▶ **WORK TASK**
Look through the lines below for the word "become", and copy every line that has it.

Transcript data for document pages

▽

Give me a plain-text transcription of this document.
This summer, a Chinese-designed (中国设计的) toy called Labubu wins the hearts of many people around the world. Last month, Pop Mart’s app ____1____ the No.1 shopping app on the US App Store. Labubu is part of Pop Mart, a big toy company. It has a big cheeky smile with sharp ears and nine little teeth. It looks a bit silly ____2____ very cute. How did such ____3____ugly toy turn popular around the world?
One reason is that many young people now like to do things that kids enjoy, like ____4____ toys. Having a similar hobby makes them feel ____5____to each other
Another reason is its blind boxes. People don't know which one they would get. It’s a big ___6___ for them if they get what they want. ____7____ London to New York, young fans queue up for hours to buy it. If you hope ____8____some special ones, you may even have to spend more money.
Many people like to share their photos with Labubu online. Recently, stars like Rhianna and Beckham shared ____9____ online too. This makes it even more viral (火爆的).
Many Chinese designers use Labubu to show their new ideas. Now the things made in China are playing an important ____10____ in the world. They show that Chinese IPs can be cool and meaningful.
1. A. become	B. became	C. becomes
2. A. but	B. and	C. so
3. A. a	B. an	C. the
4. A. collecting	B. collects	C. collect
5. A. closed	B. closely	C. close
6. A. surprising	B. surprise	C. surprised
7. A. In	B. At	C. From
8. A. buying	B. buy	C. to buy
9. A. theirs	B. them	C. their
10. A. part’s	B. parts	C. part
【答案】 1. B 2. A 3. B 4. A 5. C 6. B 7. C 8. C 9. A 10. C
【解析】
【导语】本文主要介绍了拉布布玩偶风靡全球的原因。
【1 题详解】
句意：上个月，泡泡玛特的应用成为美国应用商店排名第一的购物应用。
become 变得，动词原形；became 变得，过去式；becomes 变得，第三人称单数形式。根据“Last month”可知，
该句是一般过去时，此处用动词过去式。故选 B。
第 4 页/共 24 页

△

▶ **EXERCISE OUTPUT**
1. A. become	B. became	C. becomes
become 变得，动词原形；became 变得，过去式；becomes 变得，第三人称单数形式。根据“Last month”可知，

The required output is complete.